• [Soal Latihan]
A. Tentukan apakah setiap pernyataan berikut sesuai dengan teks tentang kultur sekolah: (i) kepemimpinan dan manajemen sekolah termasuk aspek pokok sekolah sebagai suatu sistem; (ii) semua sekolah memiliki kebudayaan yang sama; (iii) budaya literasi termasuk aspek kultur sosial. Jawab ya atau tidak untuk masing-masing dan sertakan kutipan persis dari teks yang menentukan jawaban itu.
B. Tuliskan lanjutan teks tentang kultur sekolah, dimulai setelah kalimat terakhir yang tersedia.

KULTUR SEKOLAH
Salah satu persoalan penting dan genting dunia pendidikan kita adalah bagaimana meningkatkan mutu pendidikan di sekolah. Masyarakat kini semakin sadar bahwa pendidikan adalah salah satu jembatan untuk meraih kehidupan masa depan yang lebih baik, pendidikan yang bermutu menjadi kebutuhan, tuntutan dan harapan seluruh lapisan masyarakat. Berbagai usaha meningkatkan mutu pendidikan telah dilakukan oleh pemerintah, seperti pendidikan dan pelatihan guru, pengadaan sarana dan prasarana. Sekolah sebagai suatu sistem memiliki tiga aspek pokok yang sangat berkaitan erat dengan mutu sekolah, yakni: proses belajar mengajar, kepemimpinan dan manajemen sekolah, serta kultur sekolah.
Kultur sekolah adalah norma-norma, nilai-nilai, keyakinan, sikap, harapan-harapan, dan tradisi yang ada di sekolah dan diwariskan antar generasi atau kultur sekolah juga bisa disebut dengan kebudayaan sekolah. Norma adalah aturan atau ketentuan yang mengikat warga kelompok dalam masyarakat. Nilai- nilai adalah seperangkat aturan yang disepakati dan tertanam dalam suatu masyarakat, lingkup organisasi, atau lingkungan masyarakat, yang telah mengakar pada kebiasaan, dan simbol-simbol, dengan karakteristik tertentu yang bisa dibedakan satu dan lainnya sebagai acuan prilaku dan tanggapan atas apa yang akan terjadi atau sedang terjadi. Nilai-nilai akan terlihat pada simbol-simbol, slogan, moto, visi misi, atau sesuatu yang tampak sebagai acuan suatu lingkungan sosial atau organisasi sosial. Sikap adalah segala perbuatan dan tindakan. Sekolah merupakan salah satu proses sosialisasi dan berfungsi mewariskan kebudayaan masyarakat kepada anak. Tiap-tiap sekolah mempunyai kebudayaannya sendiri yang bersifat unik. Tiap-tiap sekolah memiliki aturan tata tertib, kebiasaan-kebiasaan, upacara-upacara, mars/hymne sekolah, pakaian seragam dan lambang-lambang yang lain yang memberikan corak khas kepada sekolah yang bersangkutan.
Kebudayaan sekolah memiliki unsur-unsur penting, yaitu lingkungan sekolah, kurikulum sekolah, pribadi-pribadi warga sekolah (siswa, guru, non teaching specialist, dan tenaga administrasi), nilai-nilai moral, sistem peraturan. Ada beberapa aspek kultur sekolah yaitu:
Aspek kultur sosial (interaksi warga) meliputi budaya memaafkan, menolong, memberi penghargaan, menegur, mengunjungi, memberi selamat, saling menghormati, dan mengucapkan salam.
Aspek budaya akademik meliputi budaya literasi, bimbingan belajar, kebiasaan bertanya atau keberanian mengemukakan pendapat, dll.

• [Rekaman Data]
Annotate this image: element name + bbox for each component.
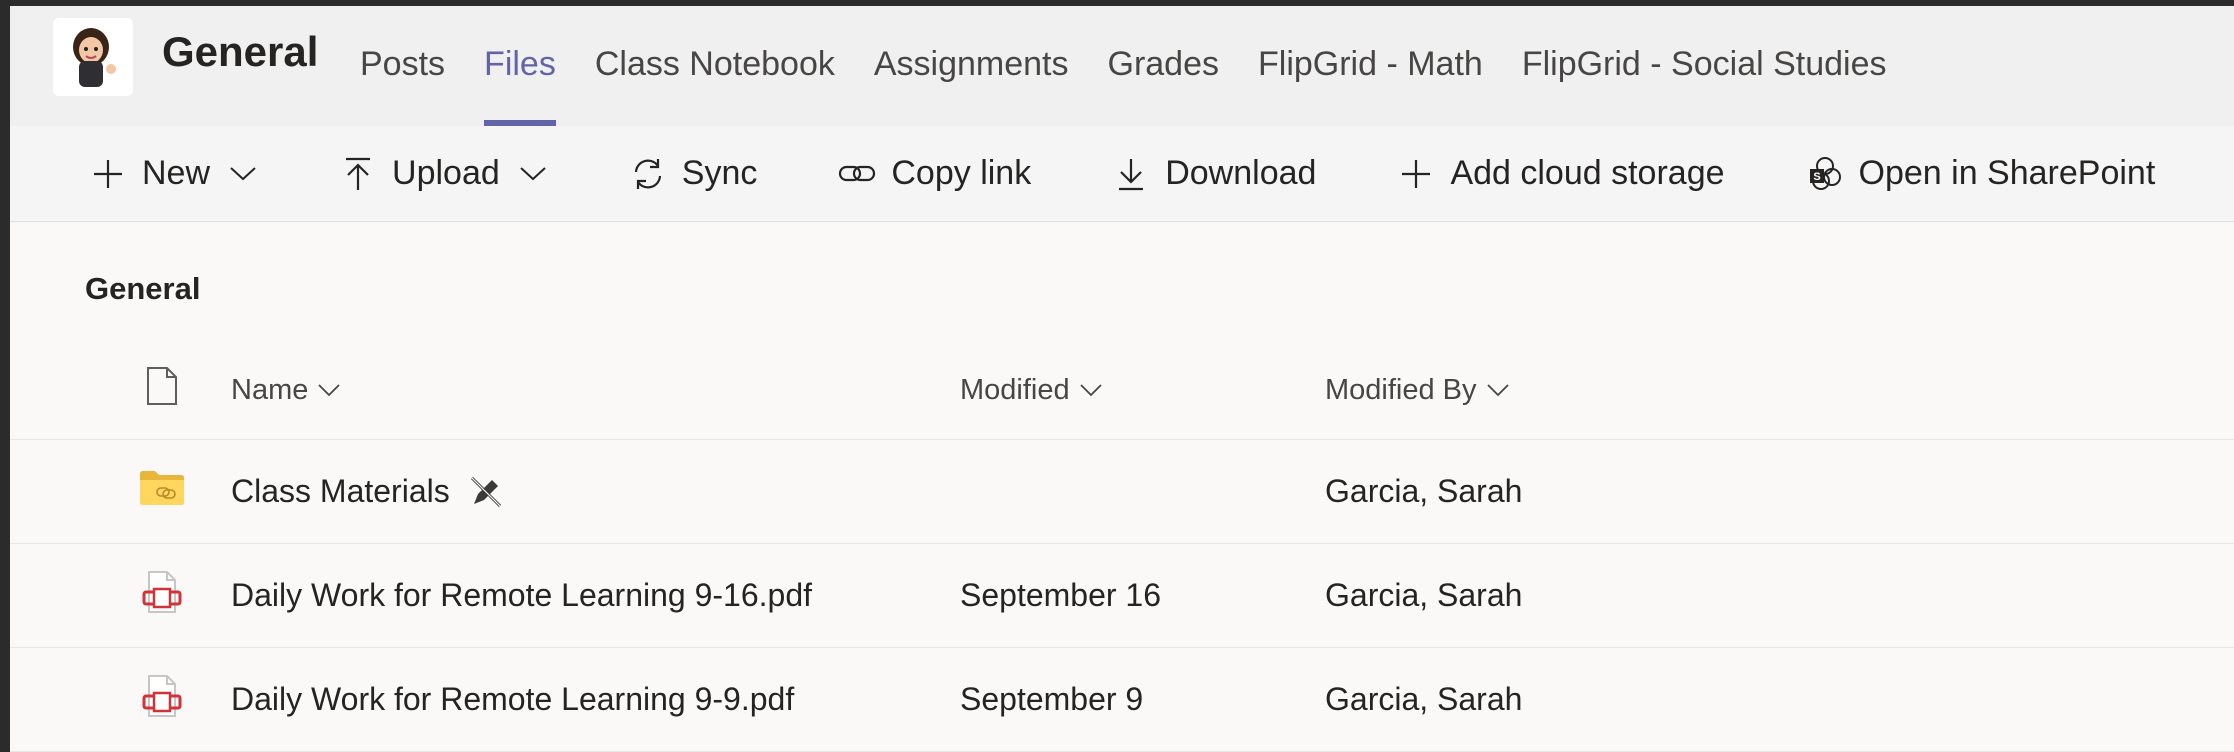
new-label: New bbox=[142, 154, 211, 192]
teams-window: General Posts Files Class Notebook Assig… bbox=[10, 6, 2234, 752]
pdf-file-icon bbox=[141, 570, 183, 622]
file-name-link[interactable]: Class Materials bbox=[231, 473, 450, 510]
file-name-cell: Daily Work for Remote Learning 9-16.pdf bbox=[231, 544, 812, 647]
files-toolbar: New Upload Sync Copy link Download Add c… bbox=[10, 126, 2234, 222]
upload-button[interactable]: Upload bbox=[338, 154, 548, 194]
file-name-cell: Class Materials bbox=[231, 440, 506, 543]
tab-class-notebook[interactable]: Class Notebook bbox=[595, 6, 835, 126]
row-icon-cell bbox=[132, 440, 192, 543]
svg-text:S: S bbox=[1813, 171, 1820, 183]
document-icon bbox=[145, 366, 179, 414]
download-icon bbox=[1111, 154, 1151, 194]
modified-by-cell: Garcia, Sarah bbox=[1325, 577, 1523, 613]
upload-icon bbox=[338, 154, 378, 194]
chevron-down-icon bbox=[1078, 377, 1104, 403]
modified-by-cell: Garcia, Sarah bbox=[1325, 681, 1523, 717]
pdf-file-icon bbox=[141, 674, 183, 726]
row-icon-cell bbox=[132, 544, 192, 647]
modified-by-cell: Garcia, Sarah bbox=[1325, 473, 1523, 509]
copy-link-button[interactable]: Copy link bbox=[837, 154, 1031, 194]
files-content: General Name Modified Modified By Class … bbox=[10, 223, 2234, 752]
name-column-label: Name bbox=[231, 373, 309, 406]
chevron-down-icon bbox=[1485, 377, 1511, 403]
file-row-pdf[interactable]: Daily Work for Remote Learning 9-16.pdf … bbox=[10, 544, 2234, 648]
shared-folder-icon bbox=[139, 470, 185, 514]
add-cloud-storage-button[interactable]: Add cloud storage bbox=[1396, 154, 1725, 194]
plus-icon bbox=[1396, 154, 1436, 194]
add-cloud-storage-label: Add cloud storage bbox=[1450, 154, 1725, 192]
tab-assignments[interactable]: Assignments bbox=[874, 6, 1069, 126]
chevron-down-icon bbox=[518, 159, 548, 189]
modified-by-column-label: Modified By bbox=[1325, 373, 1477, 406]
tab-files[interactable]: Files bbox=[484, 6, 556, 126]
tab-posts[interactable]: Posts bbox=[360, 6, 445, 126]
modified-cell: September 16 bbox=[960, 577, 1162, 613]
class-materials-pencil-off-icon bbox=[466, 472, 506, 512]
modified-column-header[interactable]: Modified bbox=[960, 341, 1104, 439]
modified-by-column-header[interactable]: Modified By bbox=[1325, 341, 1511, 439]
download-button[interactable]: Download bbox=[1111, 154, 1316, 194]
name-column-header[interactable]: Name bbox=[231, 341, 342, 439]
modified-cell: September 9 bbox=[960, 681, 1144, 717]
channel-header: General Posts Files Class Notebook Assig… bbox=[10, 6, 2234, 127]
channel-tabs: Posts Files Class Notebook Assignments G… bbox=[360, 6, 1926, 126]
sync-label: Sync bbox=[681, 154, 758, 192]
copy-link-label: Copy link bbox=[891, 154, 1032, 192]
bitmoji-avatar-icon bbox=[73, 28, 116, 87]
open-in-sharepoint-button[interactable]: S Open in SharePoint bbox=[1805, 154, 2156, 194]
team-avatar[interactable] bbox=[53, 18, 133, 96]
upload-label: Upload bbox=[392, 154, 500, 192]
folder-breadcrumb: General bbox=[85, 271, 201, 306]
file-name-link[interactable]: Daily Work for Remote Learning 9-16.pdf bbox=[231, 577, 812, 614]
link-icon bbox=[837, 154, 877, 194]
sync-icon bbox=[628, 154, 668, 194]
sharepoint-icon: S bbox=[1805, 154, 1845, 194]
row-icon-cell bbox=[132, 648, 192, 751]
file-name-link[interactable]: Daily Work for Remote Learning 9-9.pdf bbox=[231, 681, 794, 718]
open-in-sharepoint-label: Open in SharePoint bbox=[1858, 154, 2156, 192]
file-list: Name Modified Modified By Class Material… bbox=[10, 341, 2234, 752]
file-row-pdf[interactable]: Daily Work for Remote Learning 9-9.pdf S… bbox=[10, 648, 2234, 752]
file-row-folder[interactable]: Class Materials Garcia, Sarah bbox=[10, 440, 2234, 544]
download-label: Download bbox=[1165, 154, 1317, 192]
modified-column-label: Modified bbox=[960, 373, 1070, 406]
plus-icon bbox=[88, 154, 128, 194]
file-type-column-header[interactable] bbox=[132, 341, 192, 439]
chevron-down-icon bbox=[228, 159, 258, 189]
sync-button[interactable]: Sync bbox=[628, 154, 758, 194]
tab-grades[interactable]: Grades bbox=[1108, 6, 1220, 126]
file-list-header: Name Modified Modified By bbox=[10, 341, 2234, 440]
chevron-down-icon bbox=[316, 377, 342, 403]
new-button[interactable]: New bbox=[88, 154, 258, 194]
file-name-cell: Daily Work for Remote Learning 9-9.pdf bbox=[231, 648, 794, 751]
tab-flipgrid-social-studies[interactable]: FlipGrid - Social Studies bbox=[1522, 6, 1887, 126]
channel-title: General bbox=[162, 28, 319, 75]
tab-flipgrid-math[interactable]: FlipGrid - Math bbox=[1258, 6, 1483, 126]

---

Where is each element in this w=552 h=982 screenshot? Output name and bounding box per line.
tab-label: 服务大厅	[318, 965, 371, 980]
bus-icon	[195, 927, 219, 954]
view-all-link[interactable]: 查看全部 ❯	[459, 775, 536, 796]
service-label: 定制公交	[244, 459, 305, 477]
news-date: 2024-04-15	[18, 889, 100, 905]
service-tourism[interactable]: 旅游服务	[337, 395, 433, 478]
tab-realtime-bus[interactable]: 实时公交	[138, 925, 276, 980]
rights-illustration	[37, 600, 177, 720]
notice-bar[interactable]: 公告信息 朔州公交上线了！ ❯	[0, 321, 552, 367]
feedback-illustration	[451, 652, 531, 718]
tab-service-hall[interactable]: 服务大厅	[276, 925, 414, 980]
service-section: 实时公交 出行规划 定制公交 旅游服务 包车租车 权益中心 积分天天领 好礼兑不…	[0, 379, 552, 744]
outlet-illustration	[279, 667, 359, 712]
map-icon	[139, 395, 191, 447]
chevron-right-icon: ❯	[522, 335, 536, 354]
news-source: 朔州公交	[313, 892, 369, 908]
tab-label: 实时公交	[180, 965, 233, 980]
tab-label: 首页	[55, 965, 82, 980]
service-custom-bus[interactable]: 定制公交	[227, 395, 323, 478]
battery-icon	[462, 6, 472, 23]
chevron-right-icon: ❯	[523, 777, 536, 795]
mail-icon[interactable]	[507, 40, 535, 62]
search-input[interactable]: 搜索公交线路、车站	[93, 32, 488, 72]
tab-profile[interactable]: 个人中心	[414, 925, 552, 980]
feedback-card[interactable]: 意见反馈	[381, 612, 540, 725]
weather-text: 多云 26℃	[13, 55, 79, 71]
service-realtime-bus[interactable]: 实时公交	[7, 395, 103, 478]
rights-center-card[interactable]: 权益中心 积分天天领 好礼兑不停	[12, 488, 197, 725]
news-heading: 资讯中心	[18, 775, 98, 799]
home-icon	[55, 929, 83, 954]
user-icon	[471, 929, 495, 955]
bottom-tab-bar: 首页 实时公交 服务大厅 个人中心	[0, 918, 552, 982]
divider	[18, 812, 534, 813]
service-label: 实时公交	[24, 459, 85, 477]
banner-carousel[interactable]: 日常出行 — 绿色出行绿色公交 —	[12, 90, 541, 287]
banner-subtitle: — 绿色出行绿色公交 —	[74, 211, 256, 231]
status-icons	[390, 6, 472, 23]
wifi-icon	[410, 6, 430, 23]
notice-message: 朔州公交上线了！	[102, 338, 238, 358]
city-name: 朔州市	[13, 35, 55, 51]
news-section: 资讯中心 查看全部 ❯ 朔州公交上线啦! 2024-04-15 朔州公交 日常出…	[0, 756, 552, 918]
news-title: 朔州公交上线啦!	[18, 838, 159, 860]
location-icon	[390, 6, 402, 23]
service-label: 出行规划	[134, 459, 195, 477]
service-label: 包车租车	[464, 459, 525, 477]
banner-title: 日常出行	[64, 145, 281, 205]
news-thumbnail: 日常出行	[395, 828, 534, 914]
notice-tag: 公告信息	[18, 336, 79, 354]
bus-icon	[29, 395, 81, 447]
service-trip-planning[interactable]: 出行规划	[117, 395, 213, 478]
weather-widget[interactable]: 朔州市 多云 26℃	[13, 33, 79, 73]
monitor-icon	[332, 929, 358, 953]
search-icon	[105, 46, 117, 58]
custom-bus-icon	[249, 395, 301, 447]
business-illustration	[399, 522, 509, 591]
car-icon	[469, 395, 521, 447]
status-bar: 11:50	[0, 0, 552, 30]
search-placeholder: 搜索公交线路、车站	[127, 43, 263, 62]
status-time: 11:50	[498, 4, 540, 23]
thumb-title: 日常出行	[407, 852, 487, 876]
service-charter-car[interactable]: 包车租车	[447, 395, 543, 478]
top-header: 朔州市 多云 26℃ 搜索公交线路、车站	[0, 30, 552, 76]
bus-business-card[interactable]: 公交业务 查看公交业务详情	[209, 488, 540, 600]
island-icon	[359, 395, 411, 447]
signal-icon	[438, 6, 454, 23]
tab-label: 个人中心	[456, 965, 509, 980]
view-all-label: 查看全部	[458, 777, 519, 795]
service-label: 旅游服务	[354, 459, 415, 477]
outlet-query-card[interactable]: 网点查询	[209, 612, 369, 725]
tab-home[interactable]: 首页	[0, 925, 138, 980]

---

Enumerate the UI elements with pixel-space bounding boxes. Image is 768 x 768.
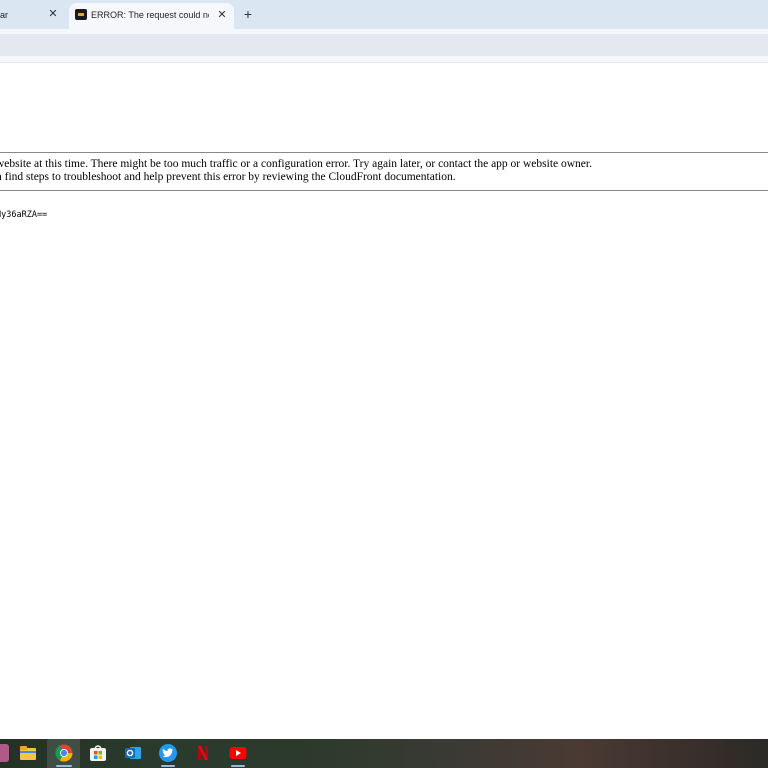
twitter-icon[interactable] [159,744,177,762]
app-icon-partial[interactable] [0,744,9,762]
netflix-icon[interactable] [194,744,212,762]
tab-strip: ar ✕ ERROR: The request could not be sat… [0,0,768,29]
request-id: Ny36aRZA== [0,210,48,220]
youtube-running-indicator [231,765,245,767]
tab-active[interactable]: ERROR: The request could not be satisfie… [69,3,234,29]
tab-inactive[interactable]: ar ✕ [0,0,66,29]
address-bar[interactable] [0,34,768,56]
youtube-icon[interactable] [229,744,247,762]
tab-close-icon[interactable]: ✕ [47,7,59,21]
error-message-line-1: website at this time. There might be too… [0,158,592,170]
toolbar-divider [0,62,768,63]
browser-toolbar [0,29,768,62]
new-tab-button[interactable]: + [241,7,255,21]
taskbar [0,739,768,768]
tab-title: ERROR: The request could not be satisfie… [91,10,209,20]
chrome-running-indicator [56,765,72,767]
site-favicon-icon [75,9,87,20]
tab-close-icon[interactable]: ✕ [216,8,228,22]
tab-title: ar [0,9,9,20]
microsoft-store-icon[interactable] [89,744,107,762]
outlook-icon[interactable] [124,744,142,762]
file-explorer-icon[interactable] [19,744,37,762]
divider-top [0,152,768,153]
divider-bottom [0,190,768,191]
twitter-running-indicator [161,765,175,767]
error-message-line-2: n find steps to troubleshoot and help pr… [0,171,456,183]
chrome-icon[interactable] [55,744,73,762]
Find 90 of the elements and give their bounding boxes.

• [Jawaban Latihan]
A.
(i) Ya: "Sekolah sebagai suatu sistem memiliki tiga aspek pokok yang sangat berkaitan erat dengan mutu sekolah, yakni: proses belajar mengajar, kepemimpinan dan manajemen sekolah, serta kultur sekolah."
(ii) Tidak: "Tiap-tiap sekolah mempunyai kebudayaannya sendiri yang bersifat unik."
(iii) Tidak: "Aspek budaya akademik meliputi budaya literasi"

B.
Aspek budaya mutu meliputi budaya jujur, saling percaya, kerjasama, kegemaran membaca, disiplin, bersih, berprestasi.
Aspek artifak meliputi artifak fisik seperti arsitektur bangunan, gambar dan artifak perilaku warga sekolah.
Kultur sekolah mempunyai fungsi antara lain:
Sebagai alat untuk membangun identitas (jati diri).
Kultur sekolah akan membangun keberartian lingkungan yang positif bagi warga sekolah.
Dalam membangun kultur, sekolah tidak dapat berdiri sendiri tetapi memerlukan kerjasama dengan orang tua siswa, komite sekolah dan para pemangku kepentingan lainnya. Kultur sekolah yang positif dapat memperbaiki kinerja sekolah, membangun komitmen warga sekolah serta membuat suasana kekeluargaan, kolaborasi, ketahanan belajar, semangat terus maju, dorongan bekerja keras, dan tidak mudah mengeluh.
Contoh Kultur Positif di sekolah:
Warga sekolah memiliki keyakinan hanya mereka yang belajar keras dan sungguh-sungguh yang akan memperoleh prestasi tinggi
Memegang teguh bahwa prestasi dan proses mencapainya seperti dua sisi mata uang yang tidak dapat dipisahkan
Menjunjung tinggi nilai-nilai religius, norma sosial, etika dan moral
Menghargai prestasi siswa
Memiliki simbol-simbol yang menekankan penghargaan dan sangsi, sehingga mendorong pencapaian prestasi dan menghambat pelanggaran dan tidak memiliki prestasi
Lingkungan sekolah yang bersih, rapi, sejuk, dan aman
Contoh Kultur Negatif di sekolah:
Siswa memiliki keyakinan belajar asal-asalan apa adanya pasti naik kelas dan lulus.
Siswa ingin meraih prestasi yang setinggi-tingginya dengan segala cara untuk mencapainya, sekalipun melanggar norma dan nilai (misalnya : Nyontek, bekerja sama dalam ulangan, plagiat dalam membuat tugas, dsb.).
Siswa tidak antusias menerima tugas karena hanya akan membikin mereka harus belajar lebih banyak.
Siswa tidak khawatir dengan nilai rapor yang jelek dan hanya beberapa siswa yang selalu mengerjakan PR karena mereka yakin dengan belajar sebagaimana sekarang ini saja mereka akan naik kelas dan lulus mendapatkan ijazah. Ijazah dianggap sebagai sesuatu yang penting, tetapi tidak diperlakukan sebagai simbol ilmu yang telah dikuasai.
Siswa malas belajar dikarenakan guru yang tidak menarik, tidak antusias dalam mengajar, dan tidak menguasai materi.
Hasil karya siswa dan prestasi sekolah tidak dipajang sebagaimana mestinya yaitu sebagai suatu kebanggaan yang dapat memberikan motivasi untuk yang lainnya.
Guru sering melecehkan siswa dan tidak memperlakukan mereka sebagai anak yang dewasa melainkan memperlakukan mereka sebagai anak kecil. Oleh karena itu, sebagai balasannya siswa tidak menghargai guru.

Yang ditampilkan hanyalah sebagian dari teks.